> PROMPT
Exactly reproduce the line containing "Transcribe this image's" together with every line after it, through the end of the entries, and give nothing more.

---*---

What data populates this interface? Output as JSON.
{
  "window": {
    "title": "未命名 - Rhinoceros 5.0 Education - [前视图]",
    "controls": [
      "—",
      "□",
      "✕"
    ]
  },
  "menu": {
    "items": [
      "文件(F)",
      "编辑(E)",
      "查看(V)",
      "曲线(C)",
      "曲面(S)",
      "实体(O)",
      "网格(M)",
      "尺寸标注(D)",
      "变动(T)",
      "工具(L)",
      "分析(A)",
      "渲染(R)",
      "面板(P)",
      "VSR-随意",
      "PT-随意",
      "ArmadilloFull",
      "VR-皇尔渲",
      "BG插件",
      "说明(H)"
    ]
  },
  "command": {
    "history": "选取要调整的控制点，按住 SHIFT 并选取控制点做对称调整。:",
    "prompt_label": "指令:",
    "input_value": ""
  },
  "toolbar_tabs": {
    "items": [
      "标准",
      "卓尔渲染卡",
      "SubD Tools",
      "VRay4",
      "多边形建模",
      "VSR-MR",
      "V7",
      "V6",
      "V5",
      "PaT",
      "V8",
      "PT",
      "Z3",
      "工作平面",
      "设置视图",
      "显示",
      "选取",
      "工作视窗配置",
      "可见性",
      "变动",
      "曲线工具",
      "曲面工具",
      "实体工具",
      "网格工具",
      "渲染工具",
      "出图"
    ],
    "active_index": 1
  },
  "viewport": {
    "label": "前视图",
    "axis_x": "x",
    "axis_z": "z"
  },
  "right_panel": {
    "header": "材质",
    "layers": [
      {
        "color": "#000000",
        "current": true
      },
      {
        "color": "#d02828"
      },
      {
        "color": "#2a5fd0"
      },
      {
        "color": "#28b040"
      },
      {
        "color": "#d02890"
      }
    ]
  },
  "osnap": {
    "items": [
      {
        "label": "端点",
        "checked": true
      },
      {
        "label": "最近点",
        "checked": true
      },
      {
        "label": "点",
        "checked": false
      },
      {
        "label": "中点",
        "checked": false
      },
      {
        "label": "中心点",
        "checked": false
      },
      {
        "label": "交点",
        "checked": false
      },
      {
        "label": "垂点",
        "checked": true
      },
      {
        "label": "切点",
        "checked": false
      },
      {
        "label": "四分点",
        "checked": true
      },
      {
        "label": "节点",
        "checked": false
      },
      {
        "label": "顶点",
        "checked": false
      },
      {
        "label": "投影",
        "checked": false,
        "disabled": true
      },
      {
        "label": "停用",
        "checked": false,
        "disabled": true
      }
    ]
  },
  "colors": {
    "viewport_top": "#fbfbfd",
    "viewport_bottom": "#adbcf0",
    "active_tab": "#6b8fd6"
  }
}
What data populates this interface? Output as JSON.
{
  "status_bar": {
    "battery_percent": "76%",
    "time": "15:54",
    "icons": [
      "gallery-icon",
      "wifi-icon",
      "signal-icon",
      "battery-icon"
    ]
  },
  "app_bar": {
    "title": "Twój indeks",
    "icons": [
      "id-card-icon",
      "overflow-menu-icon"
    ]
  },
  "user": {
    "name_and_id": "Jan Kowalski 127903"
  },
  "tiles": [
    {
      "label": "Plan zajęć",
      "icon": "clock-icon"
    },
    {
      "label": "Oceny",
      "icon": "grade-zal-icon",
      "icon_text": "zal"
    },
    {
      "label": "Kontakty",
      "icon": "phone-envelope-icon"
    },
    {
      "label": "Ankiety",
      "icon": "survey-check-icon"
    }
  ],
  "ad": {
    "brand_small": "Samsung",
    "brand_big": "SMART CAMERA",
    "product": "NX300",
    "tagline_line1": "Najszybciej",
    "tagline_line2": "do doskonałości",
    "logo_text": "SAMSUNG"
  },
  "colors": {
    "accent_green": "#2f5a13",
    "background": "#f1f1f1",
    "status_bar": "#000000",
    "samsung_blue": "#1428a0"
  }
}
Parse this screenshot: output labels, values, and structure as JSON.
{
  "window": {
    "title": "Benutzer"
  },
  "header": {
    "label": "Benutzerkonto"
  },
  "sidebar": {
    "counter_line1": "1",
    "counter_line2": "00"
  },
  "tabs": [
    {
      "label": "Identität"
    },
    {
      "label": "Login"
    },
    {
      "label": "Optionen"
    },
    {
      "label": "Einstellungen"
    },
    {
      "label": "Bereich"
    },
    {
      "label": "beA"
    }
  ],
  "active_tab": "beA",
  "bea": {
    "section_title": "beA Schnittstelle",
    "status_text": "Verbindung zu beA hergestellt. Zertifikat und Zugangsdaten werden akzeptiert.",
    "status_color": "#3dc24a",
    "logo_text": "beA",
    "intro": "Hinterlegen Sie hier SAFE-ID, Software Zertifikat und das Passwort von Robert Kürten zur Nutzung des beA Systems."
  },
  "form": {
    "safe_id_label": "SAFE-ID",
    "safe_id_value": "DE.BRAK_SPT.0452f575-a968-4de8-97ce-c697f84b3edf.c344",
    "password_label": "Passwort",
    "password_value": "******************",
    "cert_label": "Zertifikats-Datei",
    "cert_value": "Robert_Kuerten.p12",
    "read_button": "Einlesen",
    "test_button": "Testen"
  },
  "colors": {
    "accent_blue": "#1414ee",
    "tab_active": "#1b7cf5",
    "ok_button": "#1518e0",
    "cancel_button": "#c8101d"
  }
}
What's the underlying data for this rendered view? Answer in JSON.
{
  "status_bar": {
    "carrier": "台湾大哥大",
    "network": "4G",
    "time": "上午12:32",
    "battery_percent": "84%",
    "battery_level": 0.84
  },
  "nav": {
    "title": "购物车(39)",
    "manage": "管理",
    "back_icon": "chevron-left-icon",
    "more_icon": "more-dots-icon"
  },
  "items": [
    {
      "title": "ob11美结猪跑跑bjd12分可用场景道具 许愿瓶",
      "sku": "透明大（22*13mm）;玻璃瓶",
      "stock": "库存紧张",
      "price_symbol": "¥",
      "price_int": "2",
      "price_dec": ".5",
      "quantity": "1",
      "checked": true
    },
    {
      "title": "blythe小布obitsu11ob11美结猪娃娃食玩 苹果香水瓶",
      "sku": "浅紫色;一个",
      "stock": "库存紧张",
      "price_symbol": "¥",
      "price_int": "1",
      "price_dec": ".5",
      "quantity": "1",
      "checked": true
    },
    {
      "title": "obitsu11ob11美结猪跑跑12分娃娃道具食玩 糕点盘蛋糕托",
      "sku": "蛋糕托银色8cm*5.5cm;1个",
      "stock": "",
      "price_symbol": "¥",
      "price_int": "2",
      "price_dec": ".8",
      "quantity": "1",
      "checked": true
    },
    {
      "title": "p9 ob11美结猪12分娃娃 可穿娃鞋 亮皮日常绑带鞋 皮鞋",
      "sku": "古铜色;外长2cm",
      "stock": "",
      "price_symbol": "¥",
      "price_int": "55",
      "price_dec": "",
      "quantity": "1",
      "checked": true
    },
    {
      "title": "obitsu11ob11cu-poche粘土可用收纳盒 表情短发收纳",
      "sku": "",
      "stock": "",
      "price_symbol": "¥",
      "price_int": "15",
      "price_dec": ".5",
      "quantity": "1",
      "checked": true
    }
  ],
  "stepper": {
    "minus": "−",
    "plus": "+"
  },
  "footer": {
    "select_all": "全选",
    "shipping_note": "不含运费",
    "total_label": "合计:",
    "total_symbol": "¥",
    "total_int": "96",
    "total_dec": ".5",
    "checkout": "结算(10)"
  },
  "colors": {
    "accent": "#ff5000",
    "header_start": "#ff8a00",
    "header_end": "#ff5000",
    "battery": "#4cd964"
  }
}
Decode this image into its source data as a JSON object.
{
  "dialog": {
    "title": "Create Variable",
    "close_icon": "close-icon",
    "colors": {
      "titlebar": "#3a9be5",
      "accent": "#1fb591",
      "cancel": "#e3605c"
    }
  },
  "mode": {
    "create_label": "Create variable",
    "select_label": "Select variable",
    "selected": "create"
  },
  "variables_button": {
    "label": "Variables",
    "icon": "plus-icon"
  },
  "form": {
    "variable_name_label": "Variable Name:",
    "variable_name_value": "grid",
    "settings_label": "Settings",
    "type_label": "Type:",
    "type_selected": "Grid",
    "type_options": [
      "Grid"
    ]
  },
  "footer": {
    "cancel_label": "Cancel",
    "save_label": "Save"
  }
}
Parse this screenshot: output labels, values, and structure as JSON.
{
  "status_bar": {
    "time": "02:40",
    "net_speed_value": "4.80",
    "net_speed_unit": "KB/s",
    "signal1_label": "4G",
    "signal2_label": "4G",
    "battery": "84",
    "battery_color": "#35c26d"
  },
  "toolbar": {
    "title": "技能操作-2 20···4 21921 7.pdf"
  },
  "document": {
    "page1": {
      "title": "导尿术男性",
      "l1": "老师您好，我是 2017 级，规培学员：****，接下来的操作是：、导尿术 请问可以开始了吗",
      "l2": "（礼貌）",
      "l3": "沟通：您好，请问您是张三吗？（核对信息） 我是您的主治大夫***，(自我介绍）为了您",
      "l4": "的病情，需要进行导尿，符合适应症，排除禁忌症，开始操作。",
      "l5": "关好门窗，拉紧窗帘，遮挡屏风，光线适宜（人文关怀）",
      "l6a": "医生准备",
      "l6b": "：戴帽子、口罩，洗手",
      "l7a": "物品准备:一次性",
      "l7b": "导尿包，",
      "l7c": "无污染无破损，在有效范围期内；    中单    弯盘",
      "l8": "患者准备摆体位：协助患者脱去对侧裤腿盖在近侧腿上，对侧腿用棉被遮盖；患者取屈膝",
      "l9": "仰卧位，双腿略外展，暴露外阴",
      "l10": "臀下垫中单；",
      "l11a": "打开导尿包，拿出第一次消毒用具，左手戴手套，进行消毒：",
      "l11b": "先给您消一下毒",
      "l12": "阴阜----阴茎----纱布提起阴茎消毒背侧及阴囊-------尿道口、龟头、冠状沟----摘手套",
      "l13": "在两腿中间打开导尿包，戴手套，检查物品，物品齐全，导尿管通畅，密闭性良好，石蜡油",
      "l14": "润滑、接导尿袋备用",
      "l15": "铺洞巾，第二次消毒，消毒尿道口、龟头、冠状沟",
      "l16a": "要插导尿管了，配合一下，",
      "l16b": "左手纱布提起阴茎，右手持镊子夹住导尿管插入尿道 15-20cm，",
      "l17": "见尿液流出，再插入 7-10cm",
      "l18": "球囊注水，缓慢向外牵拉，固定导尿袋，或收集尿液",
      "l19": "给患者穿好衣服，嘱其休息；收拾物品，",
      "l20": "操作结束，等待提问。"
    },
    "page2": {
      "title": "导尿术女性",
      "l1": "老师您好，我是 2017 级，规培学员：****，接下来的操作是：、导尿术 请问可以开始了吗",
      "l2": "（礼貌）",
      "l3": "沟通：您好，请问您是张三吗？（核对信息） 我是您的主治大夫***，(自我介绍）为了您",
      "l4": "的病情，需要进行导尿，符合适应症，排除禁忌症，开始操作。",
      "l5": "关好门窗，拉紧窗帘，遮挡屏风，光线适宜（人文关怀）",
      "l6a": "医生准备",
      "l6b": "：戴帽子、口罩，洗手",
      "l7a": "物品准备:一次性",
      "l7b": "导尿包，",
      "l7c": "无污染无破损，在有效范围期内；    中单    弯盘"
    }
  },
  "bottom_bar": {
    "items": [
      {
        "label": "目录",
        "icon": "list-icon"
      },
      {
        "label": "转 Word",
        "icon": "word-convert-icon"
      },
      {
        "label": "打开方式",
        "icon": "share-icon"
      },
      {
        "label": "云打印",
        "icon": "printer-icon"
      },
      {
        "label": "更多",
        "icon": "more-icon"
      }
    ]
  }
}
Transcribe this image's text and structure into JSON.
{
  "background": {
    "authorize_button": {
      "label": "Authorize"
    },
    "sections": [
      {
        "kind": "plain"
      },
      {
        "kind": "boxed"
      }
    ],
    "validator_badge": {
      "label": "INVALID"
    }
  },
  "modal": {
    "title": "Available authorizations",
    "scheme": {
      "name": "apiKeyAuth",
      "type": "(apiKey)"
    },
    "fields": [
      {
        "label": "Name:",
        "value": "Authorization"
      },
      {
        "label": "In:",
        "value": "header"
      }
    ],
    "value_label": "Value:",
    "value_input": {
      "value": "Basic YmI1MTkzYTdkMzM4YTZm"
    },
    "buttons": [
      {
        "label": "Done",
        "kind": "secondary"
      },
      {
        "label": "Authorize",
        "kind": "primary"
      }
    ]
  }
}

---*---

> THE RESULT
Transcribe this image's text and structure into JSON.
{
  "background": {
    "authorize_button": {
      "label": "Authorize"
    },
    "sections": [
      {
        "kind": "plain"
      },
      {
        "kind": "boxed"
      }
    ],
    "validator_badge": {
      "label": "INVALID"
    }
  },
  "modal": {
    "title": "Available authorizations",
    "scheme": {
      "name": "apiKeyAuth",
      "type": "(apiKey)"
    },
    "fields": [
      {
        "label": "Name:",
        "value": "Authorization"
      },
      {
        "label": "In:",
        "value": "header"
      }
    ],
    "value_label": "Value:",
    "value_input": {
      "value": "Basic YmI1MTkzYTdkMzM4YTZm"
    },
    "buttons": [
      {
        "label": "Done",
        "kind": "secondary"
      },
      {
        "label": "Authorize",
        "kind": "primary"
      }
    ]
  }
}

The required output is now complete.